Check each line of the material below for the string "товарів", then report how many lines have it, and nothing else.
☆ ☆ ☆ ☆ ☆
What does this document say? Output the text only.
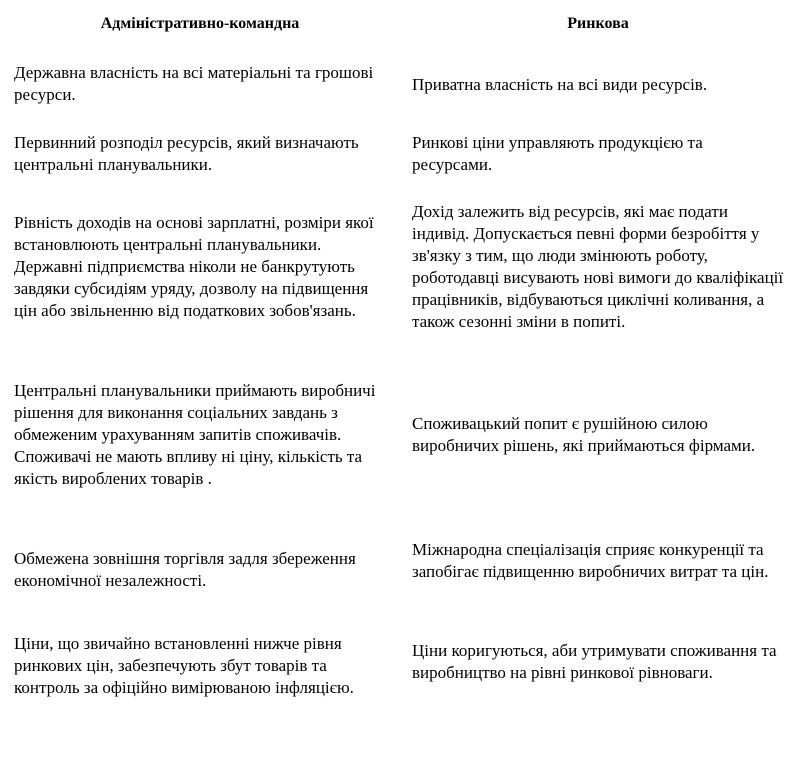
Адміністративно-командна	Ринкова

Державна власність на всі матеріальні та грошові ресурси.

Приватна власність на всі види ресурсів.

Первинний розподіл ресурсів, який визначають центральні планувальники.

Ринкові ціни управляють продукцією та ресурсами.

Рівність доходів на основі зарплатні, розміри якої встановлюють центральні планувальники. Державні підприємства ніколи не банкрутують завдяки субсидіям уряду, дозволу на підвищення цін або звільненню від податкових зобов'язань.

Дохід залежить від ресурсів, які має подати індивід. Допускається певні форми безробіття у зв'язку з тим, що люди змінюють роботу, роботодавці висувають нові вимоги до кваліфікації працівників, відбуваються циклічні коливання, а також сезонні зміни в попиті.

Центральні планувальники приймають виробничі рішення для виконання соціальних завдань з обмеженим урахуванням запитів споживачів. Споживачі не мають впливу ні ціну, кількість та якість вироблених товарів .

Споживацький попит є рушійною силою виробничих рішень, які приймаються фірмами.

Обмежена зовнішня торгівля задля збереження економічної незалежності.

Міжнародна спеціалізація сприяє конкуренції та запобігає підвищенню виробничих витрат та цін.

Ціни, що звичайно встановленні нижче рівня ринкових цін, забезпечують збут товарів та контроль за офіційно вимірюваною інфляцією.

Ціни коригуються, аби утримувати споживання та виробництво на рівні ринкової рівноваги.
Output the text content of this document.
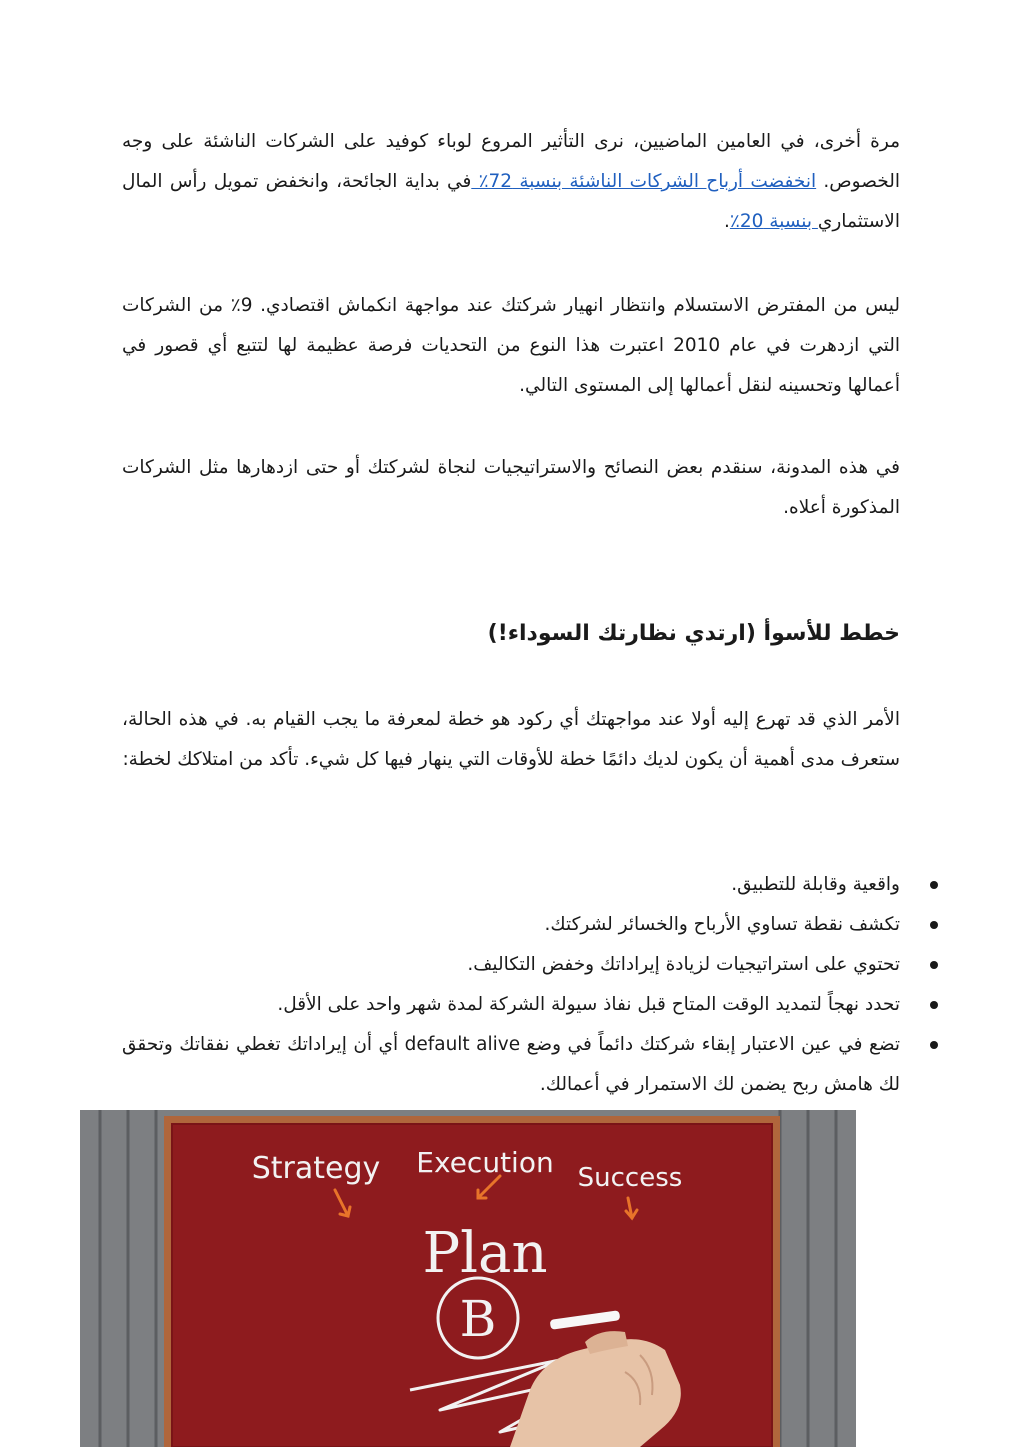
مرة أخرى، في العامين الماضيين، نرى التأثير المروع لوباء كوفيد على الشركات الناشئة على وجه الخصوص. انخفضت أرباح الشركات الناشئة بنسبة 72٪ في بداية الجائحة، وانخفض تمويل رأس المال الاستثماري بنسبة 20٪.

ليس من المفترض الاستسلام وانتظار انهيار شركتك عند مواجهة انكماش اقتصادي. 9٪ من الشركات التي ازدهرت في عام 2010 اعتبرت هذا النوع من التحديات فرصة عظيمة لها لتتبع أي قصور في أعمالها وتحسينه لنقل أعمالها إلى المستوى التالي.

في هذه المدونة، سنقدم بعض النصائح والاستراتيجيات لنجاة لشركتك أو حتى ازدهارها مثل الشركات المذكورة أعلاه.

خطط للأسوأ (ارتدي نظارتك السوداء!)

الأمر الذي قد تهرع إليه أولا عند مواجهتك أي ركود هو خطة لمعرفة ما يجب القيام به. في هذه الحالة، ستعرف مدى أهمية أن يكون لديك دائمًا خطة للأوقات التي ينهار فيها كل شيء. تأكد من امتلاكك لخطة:

واقعية وقابلة للتطبيق.
تكشف نقطة تساوي الأرباح والخسائر لشركتك.
تحتوي على استراتيجيات لزيادة إيراداتك وخفض التكاليف.
تحدد نهجاً لتمديد الوقت المتاح قبل نفاذ سيولة الشركة لمدة شهر واحد على الأقل.
تضع في عين الاعتبار إبقاء شركتك دائماً في وضع default alive أي أن إيراداتك تغطي نفقاتك وتحقق لك هامش ربح يضمن لك الاستمرار في أعمالك.
Strategy Execution Success
Plan
B
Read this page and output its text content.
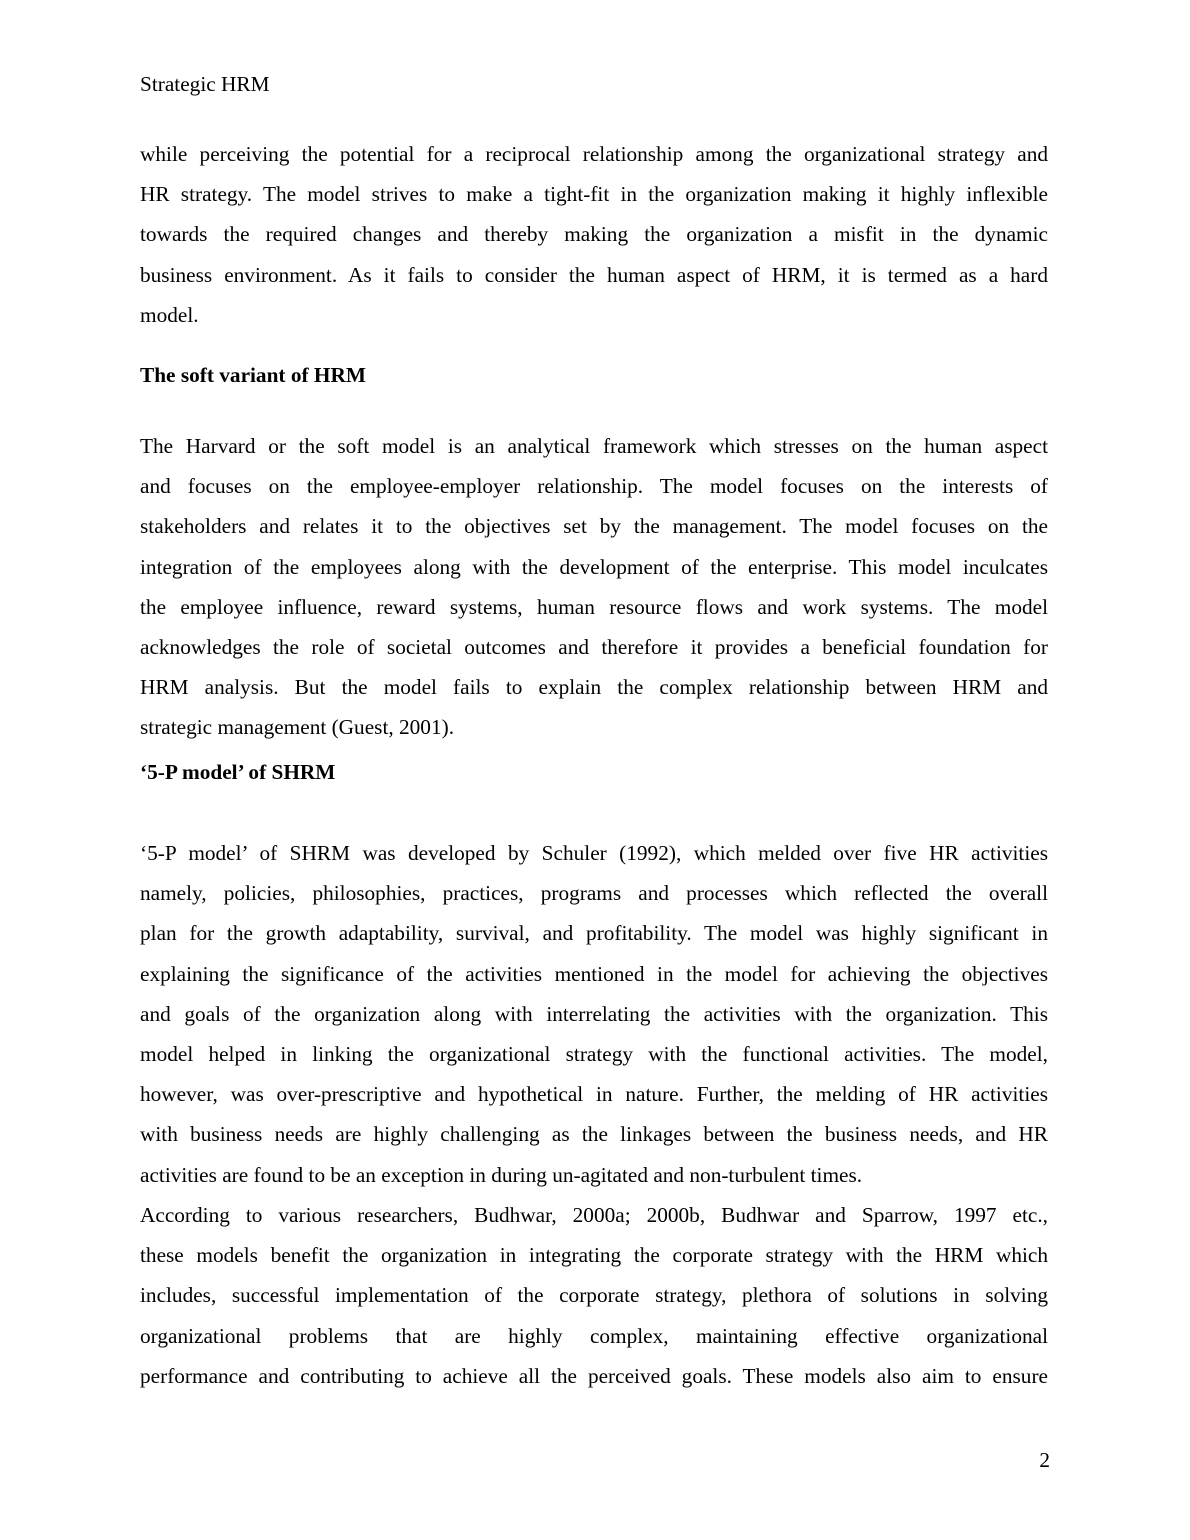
Strategic HRM
while perceiving the potential for a reciprocal relationship among the organizational strategy and
HR strategy. The model strives to make a tight-fit in the organization making it highly inflexible
towards the required changes and thereby making the organization a misfit in the dynamic
business environment. As it fails to consider the human aspect of HRM, it is termed as a hard
model.
The soft variant of HRM
The Harvard or the soft model is an analytical framework which stresses on the human aspect
and focuses on the employee-employer relationship. The model focuses on the interests of
stakeholders and relates it to the objectives set by the management. The model focuses on the
integration of the employees along with the development of the enterprise. This model inculcates
the employee influence, reward systems, human resource flows and work systems. The model
acknowledges the role of societal outcomes and therefore it provides a beneficial foundation for
HRM analysis. But the model fails to explain the complex relationship between HRM and
strategic management (Guest, 2001).
‘5-P model’ of SHRM
‘5-P model’ of SHRM was developed by Schuler (1992), which melded over five HR activities
namely, policies, philosophies, practices, programs and processes which reflected the overall
plan for the growth adaptability, survival, and profitability. The model was highly significant in
explaining the significance of the activities mentioned in the model for achieving the objectives
and goals of the organization along with interrelating the activities with the organization. This
model helped in linking the organizational strategy with the functional activities. The model,
however, was over-prescriptive and hypothetical in nature. Further, the melding of HR activities
with business needs are highly challenging as the linkages between the business needs, and HR
activities are found to be an exception in during un-agitated and non-turbulent times.
According to various researchers, Budhwar, 2000a; 2000b, Budhwar and Sparrow, 1997 etc.,
these models benefit the organization in integrating the corporate strategy with the HRM which
includes, successful implementation of the corporate strategy, plethora of solutions in solving
organizational problems that are highly complex, maintaining effective organizational
performance and contributing to achieve all the perceived goals. These models also aim to ensure
2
☆ ☆ ☆ ☆ ☆
• THE REPLY:
2